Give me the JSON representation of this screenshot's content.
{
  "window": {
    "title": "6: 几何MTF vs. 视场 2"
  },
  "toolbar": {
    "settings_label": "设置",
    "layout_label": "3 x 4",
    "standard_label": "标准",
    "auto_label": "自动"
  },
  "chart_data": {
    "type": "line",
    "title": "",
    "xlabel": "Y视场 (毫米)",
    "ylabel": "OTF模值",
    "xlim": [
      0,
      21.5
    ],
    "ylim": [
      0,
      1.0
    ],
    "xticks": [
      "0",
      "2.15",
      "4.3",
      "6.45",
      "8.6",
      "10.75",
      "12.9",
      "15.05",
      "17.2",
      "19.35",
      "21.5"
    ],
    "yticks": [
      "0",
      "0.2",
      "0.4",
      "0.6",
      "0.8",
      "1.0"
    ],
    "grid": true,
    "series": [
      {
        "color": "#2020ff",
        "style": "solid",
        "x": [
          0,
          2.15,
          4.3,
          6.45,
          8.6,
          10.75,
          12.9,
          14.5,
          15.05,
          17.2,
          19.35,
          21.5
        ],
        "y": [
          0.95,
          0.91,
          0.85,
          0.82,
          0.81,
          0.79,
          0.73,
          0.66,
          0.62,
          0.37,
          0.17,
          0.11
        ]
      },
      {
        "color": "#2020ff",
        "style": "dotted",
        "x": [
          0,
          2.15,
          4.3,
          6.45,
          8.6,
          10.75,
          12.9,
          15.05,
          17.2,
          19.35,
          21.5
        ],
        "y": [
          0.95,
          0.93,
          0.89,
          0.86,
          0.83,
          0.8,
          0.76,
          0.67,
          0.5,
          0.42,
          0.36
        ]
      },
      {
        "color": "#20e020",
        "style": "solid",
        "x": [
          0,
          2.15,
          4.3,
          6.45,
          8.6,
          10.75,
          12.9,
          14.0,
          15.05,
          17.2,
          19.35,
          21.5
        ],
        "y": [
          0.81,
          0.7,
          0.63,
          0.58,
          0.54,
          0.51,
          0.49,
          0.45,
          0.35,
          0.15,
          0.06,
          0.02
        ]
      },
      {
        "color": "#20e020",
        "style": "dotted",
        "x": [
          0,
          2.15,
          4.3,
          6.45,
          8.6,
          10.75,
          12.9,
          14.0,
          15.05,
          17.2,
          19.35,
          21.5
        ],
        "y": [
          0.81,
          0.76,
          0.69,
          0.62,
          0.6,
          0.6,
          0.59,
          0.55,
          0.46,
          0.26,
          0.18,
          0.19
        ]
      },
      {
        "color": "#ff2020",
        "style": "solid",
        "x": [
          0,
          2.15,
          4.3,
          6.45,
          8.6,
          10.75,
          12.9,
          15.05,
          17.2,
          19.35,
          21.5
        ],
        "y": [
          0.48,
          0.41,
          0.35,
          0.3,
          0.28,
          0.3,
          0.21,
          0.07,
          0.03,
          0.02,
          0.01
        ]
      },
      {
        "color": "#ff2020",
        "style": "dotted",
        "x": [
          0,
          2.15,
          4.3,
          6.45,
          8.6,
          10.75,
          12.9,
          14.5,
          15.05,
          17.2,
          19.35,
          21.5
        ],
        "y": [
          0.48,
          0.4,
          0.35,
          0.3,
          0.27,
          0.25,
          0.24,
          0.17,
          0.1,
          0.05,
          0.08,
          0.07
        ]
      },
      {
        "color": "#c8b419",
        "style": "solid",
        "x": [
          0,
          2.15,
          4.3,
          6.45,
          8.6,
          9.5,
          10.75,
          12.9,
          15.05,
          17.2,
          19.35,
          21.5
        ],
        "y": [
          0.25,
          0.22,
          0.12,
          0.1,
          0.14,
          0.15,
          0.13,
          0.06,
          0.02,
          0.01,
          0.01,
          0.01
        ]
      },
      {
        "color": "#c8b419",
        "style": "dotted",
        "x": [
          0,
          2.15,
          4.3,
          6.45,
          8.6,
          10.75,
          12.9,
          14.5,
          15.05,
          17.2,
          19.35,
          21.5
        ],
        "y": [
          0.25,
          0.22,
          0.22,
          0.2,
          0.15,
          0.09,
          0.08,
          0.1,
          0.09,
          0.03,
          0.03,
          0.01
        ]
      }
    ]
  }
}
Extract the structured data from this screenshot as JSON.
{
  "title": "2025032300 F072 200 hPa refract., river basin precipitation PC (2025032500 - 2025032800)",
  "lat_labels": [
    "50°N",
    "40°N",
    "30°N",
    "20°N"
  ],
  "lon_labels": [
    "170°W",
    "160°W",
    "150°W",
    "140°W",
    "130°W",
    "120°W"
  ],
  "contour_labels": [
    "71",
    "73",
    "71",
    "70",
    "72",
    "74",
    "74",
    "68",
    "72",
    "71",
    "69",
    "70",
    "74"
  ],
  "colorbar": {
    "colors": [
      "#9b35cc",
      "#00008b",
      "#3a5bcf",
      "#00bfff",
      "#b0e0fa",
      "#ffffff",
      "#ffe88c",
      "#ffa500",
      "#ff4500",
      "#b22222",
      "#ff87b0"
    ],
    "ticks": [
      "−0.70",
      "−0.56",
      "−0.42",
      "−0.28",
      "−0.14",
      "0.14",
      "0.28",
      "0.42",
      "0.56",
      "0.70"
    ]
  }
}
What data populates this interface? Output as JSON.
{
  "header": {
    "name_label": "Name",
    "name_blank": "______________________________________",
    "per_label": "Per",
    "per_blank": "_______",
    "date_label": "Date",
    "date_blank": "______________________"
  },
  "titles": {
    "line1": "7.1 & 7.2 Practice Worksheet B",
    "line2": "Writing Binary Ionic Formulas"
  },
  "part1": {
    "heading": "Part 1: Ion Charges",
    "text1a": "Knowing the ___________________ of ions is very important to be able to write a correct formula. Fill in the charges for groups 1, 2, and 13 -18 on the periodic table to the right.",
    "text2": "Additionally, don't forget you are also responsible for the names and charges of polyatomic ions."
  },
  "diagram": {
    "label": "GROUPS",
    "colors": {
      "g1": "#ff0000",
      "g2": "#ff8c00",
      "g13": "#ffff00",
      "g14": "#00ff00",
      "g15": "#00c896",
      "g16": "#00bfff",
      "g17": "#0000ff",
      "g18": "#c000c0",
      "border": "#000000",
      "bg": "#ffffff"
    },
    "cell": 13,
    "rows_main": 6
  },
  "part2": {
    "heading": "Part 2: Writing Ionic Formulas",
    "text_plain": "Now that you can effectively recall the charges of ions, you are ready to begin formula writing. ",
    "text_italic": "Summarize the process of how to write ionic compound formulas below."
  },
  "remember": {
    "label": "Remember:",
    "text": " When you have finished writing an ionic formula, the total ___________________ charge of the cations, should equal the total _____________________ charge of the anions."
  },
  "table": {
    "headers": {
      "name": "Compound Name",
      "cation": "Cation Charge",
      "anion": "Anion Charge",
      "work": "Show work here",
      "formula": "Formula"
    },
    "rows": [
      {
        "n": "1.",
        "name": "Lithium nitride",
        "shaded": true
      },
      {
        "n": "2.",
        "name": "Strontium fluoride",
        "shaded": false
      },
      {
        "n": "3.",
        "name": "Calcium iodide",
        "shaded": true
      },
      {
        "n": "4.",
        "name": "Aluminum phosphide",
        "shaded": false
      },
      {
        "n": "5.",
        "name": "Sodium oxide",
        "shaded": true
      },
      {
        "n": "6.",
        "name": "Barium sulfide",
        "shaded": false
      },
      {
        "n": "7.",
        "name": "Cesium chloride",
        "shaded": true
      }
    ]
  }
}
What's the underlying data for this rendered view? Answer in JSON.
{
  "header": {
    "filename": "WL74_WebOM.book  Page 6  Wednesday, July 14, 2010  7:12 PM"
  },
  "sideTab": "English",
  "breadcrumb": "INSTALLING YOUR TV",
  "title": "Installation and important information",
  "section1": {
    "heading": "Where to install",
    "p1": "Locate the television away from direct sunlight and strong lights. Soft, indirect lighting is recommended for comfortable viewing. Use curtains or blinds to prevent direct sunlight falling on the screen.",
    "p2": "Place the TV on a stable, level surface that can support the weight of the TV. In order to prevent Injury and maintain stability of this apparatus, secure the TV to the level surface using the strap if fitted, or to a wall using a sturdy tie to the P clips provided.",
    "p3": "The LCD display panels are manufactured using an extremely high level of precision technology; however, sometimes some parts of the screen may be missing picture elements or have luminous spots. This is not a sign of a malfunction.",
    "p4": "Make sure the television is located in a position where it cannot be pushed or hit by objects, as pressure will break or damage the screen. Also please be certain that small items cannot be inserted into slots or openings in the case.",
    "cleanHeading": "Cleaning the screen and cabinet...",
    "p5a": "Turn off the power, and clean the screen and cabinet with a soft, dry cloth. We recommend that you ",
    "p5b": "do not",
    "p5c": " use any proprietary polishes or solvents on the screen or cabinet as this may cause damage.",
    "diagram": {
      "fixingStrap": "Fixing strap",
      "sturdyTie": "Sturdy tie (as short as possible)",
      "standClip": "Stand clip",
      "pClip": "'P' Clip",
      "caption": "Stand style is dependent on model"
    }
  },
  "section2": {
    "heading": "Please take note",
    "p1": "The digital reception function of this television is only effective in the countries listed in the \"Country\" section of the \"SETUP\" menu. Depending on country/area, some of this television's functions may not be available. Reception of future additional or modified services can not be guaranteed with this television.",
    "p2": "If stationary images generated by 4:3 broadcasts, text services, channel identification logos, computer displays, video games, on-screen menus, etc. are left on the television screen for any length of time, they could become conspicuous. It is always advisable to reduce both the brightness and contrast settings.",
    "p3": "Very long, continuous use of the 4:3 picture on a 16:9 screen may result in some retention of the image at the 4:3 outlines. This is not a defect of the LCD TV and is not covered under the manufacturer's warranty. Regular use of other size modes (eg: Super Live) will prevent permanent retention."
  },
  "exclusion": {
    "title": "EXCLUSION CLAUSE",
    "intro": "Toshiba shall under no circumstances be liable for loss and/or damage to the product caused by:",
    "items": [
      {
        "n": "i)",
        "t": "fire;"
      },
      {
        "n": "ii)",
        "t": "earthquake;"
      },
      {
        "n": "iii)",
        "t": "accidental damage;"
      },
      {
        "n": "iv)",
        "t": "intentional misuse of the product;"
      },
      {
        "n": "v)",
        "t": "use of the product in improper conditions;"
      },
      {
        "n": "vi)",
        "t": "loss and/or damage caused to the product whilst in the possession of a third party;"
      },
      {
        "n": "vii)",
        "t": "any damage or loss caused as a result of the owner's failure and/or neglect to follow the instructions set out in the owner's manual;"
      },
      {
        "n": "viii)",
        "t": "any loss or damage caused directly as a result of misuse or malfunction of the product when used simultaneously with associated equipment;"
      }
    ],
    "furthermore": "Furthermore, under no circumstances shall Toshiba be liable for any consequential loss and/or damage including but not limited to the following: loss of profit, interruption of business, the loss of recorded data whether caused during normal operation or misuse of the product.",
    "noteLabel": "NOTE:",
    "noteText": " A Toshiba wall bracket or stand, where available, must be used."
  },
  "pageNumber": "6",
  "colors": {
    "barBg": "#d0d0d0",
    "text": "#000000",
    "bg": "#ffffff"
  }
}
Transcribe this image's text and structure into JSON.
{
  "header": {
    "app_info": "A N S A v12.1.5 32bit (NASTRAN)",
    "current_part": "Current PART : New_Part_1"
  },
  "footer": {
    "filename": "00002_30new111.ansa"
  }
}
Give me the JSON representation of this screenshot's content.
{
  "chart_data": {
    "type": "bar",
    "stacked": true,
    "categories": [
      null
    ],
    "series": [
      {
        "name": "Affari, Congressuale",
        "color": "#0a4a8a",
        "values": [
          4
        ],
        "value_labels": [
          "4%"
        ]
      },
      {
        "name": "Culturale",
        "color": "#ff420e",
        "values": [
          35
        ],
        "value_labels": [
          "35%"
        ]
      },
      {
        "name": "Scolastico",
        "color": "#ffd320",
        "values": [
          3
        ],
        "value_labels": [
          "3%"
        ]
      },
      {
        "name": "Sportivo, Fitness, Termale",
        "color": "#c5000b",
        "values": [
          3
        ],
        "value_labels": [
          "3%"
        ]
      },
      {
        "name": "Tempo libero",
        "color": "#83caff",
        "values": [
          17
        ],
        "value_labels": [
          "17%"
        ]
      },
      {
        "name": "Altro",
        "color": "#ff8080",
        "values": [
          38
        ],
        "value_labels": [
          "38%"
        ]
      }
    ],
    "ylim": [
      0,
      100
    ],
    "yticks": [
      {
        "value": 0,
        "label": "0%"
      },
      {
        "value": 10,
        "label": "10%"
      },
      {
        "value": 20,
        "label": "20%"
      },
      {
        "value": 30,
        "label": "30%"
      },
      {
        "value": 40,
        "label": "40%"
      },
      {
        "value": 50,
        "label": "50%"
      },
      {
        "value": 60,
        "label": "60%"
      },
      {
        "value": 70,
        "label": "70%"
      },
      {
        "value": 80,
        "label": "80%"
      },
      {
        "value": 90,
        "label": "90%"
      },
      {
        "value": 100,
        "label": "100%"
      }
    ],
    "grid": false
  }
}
- - - - - - -
Work to be completed
Search the records above for "wall". Copy each line where it is found.

Written solution
    "p2": "Place the TV on a stable, level surface that can support the weight of the TV. In order to prevent Injury and maintain stability of this apparatus, secure the TV to the level surface using the strap if fitted, or to a wall using a sturdy tie to the P clips provided.",
    "noteText": " A Toshiba wall bracket or stand, where available, must be used."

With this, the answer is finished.